* **DATA IN THIS EXERCISE**:
#####
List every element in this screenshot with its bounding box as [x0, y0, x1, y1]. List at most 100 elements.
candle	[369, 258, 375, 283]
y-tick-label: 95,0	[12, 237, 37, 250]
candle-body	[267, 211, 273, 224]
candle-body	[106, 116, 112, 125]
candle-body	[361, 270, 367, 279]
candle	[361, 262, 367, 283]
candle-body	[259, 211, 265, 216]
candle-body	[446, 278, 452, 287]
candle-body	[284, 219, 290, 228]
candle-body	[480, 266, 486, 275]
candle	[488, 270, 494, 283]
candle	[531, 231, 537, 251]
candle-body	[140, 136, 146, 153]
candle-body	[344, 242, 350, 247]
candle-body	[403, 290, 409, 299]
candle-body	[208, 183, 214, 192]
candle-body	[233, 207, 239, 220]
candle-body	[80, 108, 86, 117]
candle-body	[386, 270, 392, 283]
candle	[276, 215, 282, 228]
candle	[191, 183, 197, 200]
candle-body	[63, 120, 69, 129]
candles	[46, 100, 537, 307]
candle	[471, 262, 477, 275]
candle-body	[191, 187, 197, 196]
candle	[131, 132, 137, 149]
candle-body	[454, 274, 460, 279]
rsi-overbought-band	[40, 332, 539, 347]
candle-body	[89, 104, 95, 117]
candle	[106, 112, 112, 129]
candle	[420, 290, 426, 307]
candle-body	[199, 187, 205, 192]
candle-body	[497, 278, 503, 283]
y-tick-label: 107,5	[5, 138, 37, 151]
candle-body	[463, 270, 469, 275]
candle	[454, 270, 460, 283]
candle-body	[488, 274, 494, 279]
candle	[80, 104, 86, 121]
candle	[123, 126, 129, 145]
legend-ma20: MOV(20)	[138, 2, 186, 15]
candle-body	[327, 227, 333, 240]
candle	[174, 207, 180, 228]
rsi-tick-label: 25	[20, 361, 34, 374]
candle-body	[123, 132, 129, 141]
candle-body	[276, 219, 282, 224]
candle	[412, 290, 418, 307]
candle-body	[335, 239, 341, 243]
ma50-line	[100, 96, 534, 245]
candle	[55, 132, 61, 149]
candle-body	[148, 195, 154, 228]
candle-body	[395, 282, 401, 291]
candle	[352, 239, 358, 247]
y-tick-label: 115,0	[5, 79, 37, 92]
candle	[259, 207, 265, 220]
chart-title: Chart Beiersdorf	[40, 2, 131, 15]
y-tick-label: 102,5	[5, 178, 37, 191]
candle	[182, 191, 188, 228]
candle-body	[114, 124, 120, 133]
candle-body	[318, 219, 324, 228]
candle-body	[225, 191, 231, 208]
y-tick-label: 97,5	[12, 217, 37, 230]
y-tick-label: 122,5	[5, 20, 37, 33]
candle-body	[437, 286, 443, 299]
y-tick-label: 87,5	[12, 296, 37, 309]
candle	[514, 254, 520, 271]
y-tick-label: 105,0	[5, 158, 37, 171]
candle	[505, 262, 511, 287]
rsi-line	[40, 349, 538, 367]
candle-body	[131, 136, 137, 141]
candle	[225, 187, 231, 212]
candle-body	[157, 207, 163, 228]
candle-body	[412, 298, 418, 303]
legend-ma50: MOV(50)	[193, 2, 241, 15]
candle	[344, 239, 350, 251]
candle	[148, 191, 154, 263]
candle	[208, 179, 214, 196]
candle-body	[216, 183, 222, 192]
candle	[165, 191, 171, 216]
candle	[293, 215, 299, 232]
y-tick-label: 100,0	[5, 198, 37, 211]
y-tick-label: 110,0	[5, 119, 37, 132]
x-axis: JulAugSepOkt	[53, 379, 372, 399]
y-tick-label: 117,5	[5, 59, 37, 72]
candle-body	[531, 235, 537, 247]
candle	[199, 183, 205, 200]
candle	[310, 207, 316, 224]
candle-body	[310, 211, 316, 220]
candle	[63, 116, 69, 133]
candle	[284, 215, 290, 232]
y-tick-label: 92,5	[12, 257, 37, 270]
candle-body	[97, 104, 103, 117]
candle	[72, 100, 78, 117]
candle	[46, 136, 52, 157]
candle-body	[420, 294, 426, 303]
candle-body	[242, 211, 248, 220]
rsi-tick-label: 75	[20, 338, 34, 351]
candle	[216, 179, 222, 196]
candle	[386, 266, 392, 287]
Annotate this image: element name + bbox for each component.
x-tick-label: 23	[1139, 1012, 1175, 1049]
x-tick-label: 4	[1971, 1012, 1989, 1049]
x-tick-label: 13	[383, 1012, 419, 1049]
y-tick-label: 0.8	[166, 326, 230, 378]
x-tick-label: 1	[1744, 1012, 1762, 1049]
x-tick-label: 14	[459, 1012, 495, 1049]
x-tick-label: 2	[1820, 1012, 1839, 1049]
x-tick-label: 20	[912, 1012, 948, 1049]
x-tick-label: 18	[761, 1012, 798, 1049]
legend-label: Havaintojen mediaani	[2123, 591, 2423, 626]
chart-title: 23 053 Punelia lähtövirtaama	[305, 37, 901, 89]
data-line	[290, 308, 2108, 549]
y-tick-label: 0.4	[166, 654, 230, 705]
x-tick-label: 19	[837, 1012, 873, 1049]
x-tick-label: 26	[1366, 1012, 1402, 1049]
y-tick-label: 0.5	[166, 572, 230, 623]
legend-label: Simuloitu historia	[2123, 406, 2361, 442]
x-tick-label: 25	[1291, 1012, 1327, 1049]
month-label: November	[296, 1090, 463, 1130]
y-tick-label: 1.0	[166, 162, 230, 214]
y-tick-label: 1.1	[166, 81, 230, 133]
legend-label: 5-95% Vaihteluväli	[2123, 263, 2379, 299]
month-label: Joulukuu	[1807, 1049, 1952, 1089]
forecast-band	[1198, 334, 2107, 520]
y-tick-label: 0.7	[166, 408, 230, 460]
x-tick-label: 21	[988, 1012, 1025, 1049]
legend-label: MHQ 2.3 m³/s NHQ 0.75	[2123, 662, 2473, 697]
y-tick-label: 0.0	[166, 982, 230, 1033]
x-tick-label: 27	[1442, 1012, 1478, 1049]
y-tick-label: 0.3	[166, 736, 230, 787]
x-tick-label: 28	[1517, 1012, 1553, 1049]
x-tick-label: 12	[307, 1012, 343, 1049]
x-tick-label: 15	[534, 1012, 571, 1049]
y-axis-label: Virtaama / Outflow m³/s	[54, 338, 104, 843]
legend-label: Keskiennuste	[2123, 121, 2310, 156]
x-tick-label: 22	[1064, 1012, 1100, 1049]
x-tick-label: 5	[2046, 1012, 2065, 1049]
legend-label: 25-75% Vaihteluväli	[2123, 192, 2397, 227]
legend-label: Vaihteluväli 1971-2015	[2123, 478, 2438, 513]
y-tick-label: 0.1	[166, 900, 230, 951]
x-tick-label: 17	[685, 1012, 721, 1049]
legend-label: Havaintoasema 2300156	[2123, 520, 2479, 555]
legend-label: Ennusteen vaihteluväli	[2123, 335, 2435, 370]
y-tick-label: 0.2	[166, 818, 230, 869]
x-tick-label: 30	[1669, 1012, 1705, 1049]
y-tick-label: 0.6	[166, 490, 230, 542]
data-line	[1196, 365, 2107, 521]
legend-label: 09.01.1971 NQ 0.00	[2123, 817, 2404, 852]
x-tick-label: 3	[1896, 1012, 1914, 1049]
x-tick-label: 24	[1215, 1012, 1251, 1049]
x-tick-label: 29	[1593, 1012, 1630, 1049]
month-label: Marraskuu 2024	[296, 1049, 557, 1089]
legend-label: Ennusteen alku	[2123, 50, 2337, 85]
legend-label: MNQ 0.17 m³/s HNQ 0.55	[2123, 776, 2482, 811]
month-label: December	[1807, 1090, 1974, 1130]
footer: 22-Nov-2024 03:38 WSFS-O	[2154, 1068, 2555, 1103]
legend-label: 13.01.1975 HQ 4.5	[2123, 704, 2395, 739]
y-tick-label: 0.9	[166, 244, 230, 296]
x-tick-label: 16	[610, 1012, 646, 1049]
#####
* **DESCRIPTION OF THE TASK**: Copy the records from the start through the line containing "126, 129, 145]", substituting "y-axis-label" for every "y-tick-label" and changing nothing else.

* **EXERCISE RESULT**:
List every element in this screenshot with its bounding box as [x0, y0, x1, y1]. List at most 100 elements.
candle	[369, 258, 375, 283]
y-axis-label: 95,0	[12, 237, 37, 250]
candle-body	[267, 211, 273, 224]
candle-body	[106, 116, 112, 125]
candle-body	[361, 270, 367, 279]
candle	[361, 262, 367, 283]
candle-body	[259, 211, 265, 216]
candle-body	[446, 278, 452, 287]
candle-body	[284, 219, 290, 228]
candle-body	[480, 266, 486, 275]
candle	[488, 270, 494, 283]
candle	[531, 231, 537, 251]
candle-body	[140, 136, 146, 153]
candle-body	[344, 242, 350, 247]
candle-body	[403, 290, 409, 299]
candle-body	[208, 183, 214, 192]
candle-body	[233, 207, 239, 220]
candle-body	[80, 108, 86, 117]
candle-body	[386, 270, 392, 283]
candle	[276, 215, 282, 228]
candle	[191, 183, 197, 200]
candle-body	[63, 120, 69, 129]
candles	[46, 100, 537, 307]
candle	[471, 262, 477, 275]
candle-body	[191, 187, 197, 196]
candle	[131, 132, 137, 149]
candle-body	[454, 274, 460, 279]
rsi-overbought-band	[40, 332, 539, 347]
candle-body	[89, 104, 95, 117]
candle	[106, 112, 112, 129]
candle	[420, 290, 426, 307]
candle-body	[199, 187, 205, 192]
candle-body	[497, 278, 503, 283]
y-axis-label: 107,5	[5, 138, 37, 151]
candle-body	[463, 270, 469, 275]
candle	[454, 270, 460, 283]
candle-body	[488, 274, 494, 279]
candle	[80, 104, 86, 121]
candle	[123, 126, 129, 145]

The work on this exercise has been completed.